*GOAL OF THE EXERCISE*
Please quote the material exactly, every line of it.

*DATA TO USE*

-*-*-

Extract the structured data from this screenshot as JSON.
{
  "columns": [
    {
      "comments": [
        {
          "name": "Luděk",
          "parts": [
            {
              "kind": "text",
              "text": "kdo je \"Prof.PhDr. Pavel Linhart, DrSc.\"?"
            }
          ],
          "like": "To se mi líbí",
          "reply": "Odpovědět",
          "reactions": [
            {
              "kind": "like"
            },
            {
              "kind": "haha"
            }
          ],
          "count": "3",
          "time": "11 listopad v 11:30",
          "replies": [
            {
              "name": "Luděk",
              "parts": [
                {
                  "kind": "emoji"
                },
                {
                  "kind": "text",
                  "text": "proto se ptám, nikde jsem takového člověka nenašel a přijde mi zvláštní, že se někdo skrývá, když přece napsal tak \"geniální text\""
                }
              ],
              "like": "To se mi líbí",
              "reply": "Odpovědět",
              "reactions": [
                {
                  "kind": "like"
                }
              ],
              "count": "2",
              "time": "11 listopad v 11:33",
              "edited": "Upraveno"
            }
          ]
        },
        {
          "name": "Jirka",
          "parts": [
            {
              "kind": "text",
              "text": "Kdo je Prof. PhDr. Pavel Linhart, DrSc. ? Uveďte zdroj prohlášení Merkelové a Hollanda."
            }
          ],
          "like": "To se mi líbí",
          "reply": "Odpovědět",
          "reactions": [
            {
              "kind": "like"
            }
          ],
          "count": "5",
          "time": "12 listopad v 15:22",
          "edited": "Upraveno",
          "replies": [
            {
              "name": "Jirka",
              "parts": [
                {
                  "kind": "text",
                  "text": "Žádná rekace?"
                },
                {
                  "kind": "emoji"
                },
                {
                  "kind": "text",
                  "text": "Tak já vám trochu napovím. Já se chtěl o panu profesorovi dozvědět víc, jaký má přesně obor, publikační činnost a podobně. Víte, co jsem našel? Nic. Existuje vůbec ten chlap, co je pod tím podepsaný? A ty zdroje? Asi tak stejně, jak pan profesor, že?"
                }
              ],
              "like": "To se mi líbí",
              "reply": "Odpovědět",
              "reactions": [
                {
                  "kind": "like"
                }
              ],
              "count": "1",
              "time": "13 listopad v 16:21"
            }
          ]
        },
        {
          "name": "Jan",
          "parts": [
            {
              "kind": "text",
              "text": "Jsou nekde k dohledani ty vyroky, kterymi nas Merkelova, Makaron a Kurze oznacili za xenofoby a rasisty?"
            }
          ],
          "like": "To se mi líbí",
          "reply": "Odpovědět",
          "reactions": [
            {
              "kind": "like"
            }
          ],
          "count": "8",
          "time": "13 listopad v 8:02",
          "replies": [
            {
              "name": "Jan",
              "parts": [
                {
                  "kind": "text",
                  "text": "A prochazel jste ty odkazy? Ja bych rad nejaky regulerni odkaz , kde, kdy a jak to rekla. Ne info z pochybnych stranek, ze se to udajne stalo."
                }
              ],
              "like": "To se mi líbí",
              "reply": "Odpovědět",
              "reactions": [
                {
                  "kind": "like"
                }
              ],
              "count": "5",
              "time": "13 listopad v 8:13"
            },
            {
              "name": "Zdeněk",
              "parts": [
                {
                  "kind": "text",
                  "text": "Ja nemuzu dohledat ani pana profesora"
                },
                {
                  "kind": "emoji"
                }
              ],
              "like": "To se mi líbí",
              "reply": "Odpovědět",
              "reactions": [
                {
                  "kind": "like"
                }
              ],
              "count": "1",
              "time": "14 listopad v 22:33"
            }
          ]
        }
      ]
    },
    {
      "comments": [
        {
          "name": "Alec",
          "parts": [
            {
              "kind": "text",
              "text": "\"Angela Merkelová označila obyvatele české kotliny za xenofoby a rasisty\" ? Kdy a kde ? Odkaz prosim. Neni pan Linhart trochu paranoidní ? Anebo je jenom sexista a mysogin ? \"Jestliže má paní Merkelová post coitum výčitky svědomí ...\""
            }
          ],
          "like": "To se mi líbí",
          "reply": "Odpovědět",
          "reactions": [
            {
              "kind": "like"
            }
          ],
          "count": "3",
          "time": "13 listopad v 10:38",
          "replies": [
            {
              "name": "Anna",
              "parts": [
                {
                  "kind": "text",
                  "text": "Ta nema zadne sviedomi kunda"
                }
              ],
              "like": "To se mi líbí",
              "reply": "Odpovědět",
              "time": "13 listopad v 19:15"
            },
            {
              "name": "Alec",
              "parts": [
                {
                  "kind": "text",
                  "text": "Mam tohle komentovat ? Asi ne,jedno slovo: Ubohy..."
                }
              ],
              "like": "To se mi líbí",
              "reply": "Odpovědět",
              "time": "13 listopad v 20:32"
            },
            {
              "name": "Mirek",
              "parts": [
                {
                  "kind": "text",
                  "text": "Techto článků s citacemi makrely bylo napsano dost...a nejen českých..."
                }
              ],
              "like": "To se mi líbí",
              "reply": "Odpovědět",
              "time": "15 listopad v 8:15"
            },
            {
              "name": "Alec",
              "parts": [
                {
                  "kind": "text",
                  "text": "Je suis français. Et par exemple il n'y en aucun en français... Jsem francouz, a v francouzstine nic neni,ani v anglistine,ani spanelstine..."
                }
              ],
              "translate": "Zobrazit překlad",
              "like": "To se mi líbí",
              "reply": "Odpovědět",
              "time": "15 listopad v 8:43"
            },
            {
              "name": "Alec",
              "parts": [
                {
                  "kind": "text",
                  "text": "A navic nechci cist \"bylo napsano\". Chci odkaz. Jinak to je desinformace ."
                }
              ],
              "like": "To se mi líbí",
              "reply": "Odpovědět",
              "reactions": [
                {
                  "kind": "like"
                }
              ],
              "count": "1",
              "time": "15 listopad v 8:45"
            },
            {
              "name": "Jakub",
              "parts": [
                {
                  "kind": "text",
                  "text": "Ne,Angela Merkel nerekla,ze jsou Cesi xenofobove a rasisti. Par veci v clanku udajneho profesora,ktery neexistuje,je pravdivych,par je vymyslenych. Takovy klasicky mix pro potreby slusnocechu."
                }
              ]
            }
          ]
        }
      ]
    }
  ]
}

-*-*-

*TASK RESPONSE*
Extract the structured data from this screenshot as JSON.
{
  "columns": [
    {
      "comments": [
        {
          "name": "Luděk",
          "parts": [
            {
              "kind": "text",
              "text": "kdo je \"Prof.PhDr. Pavel Linhart, DrSc.\"?"
            }
          ],
          "like": "To se mi líbí",
          "reply": "Odpovědět",
          "reactions": [
            {
              "kind": "like"
            },
            {
              "kind": "haha"
            }
          ],
          "count": "3",
          "time": "11 listopad v 11:30",
          "replies": [
            {
              "name": "Luděk",
              "parts": [
                {
                  "kind": "emoji"
                },
                {
                  "kind": "text",
                  "text": "proto se ptám, nikde jsem takového člověka nenašel a přijde mi zvláštní, že se někdo skrývá, když přece napsal tak \"geniální text\""
                }
              ],
              "like": "To se mi líbí",
              "reply": "Odpovědět",
              "reactions": [
                {
                  "kind": "like"
                }
              ],
              "count": "2",
              "time": "11 listopad v 11:33",
              "edited": "Upraveno"
            }
          ]
        },
        {
          "name": "Jirka",
          "parts": [
            {
              "kind": "text",
              "text": "Kdo je Prof. PhDr. Pavel Linhart, DrSc. ? Uveďte zdroj prohlášení Merkelové a Hollanda."
            }
          ],
          "like": "To se mi líbí",
          "reply": "Odpovědět",
          "reactions": [
            {
              "kind": "like"
            }
          ],
          "count": "5",
          "time": "12 listopad v 15:22",
          "edited": "Upraveno",
          "replies": [
            {
              "name": "Jirka",
              "parts": [
                {
                  "kind": "text",
                  "text": "Žádná rekace?"
                },
                {
                  "kind": "emoji"
                },
                {
                  "kind": "text",
                  "text": "Tak já vám trochu napovím. Já se chtěl o panu profesorovi dozvědět víc, jaký má přesně obor, publikační činnost a podobně. Víte, co jsem našel? Nic. Existuje vůbec ten chlap, co je pod tím podepsaný? A ty zdroje? Asi tak stejně, jak pan profesor, že?"
                }
              ],
              "like": "To se mi líbí",
              "reply": "Odpovědět",
              "reactions": [
                {
                  "kind": "like"
                }
              ],
              "count": "1",
              "time": "13 listopad v 16:21"
            }
          ]
        },
        {
          "name": "Jan",
          "parts": [
            {
              "kind": "text",
              "text": "Jsou nekde k dohledani ty vyroky, kterymi nas Merkelova, Makaron a Kurze oznacili za xenofoby a rasisty?"
            }
          ],
          "like": "To se mi líbí",
          "reply": "Odpovědět",
          "reactions": [
            {
              "kind": "like"
            }
          ],
          "count": "8",
          "time": "13 listopad v 8:02",
          "replies": [
            {
              "name": "Jan",
              "parts": [
                {
                  "kind": "text",
                  "text": "A prochazel jste ty odkazy? Ja bych rad nejaky regulerni odkaz , kde, kdy a jak to rekla. Ne info z pochybnych stranek, ze se to udajne stalo."
                }
              ],
              "like": "To se mi líbí",
              "reply": "Odpovědět",
              "reactions": [
                {
                  "kind": "like"
                }
              ],
              "count": "5",
              "time": "13 listopad v 8:13"
            },
            {
              "name": "Zdeněk",
              "parts": [
                {
                  "kind": "text",
                  "text": "Ja nemuzu dohledat ani pana profesora"
                },
                {
                  "kind": "emoji"
                }
              ],
              "like": "To se mi líbí",
              "reply": "Odpovědět",
              "reactions": [
                {
                  "kind": "like"
                }
              ],
              "count": "1",
              "time": "14 listopad v 22:33"
            }
          ]
        }
      ]
    },
    {
      "comments": [
        {
          "name": "Alec",
          "parts": [
            {
              "kind": "text",
              "text": "\"Angela Merkelová označila obyvatele české kotliny za xenofoby a rasisty\" ? Kdy a kde ? Odkaz prosim. Neni pan Linhart trochu paranoidní ? Anebo je jenom sexista a mysogin ? \"Jestliže má paní Merkelová post coitum výčitky svědomí ...\""
            }
          ],
          "like": "To se mi líbí",
          "reply": "Odpovědět",
          "reactions": [
            {
              "kind": "like"
            }
          ],
          "count": "3",
          "time": "13 listopad v 10:38",
          "replies": [
            {
              "name": "Anna",
              "parts": [
                {
                  "kind": "text",
                  "text": "Ta nema zadne sviedomi kunda"
                }
              ],
              "like": "To se mi líbí",
              "reply": "Odpovědět",
              "time": "13 listopad v 19:15"
            },
            {
              "name": "Alec",
              "parts": [
                {
                  "kind": "text",
                  "text": "Mam tohle komentovat ? Asi ne,jedno slovo: Ubohy..."
                }
              ],
              "like": "To se mi líbí",
              "reply": "Odpovědět",
              "time": "13 listopad v 20:32"
            },
            {
              "name": "Mirek",
              "parts": [
                {
                  "kind": "text",
                  "text": "Techto článků s citacemi makrely bylo napsano dost...a nejen českých..."
                }
              ],
              "like": "To se mi líbí",
              "reply": "Odpovědět",
              "time": "15 listopad v 8:15"
            },
            {
              "name": "Alec",
              "parts": [
                {
                  "kind": "text",
                  "text": "Je suis français. Et par exemple il n'y en aucun en français... Jsem francouz, a v francouzstine nic neni,ani v anglistine,ani spanelstine..."
                }
              ],
              "translate": "Zobrazit překlad",
              "like": "To se mi líbí",
              "reply": "Odpovědět",
              "time": "15 listopad v 8:43"
            },
            {
              "name": "Alec",
              "parts": [
                {
                  "kind": "text",
                  "text": "A navic nechci cist \"bylo napsano\". Chci odkaz. Jinak to je desinformace ."
                }
              ],
              "like": "To se mi líbí",
              "reply": "Odpovědět",
              "reactions": [
                {
                  "kind": "like"
                }
              ],
              "count": "1",
              "time": "15 listopad v 8:45"
            },
            {
              "name": "Jakub",
              "parts": [
                {
                  "kind": "text",
                  "text": "Ne,Angela Merkel nerekla,ze jsou Cesi xenofobove a rasisti. Par veci v clanku udajneho profesora,ktery neexistuje,je pravdivych,par je vymyslenych. Takovy klasicky mix pro potreby slusnocechu."
                }
              ]
            }
          ]
        }
      ]
    }
  ]
}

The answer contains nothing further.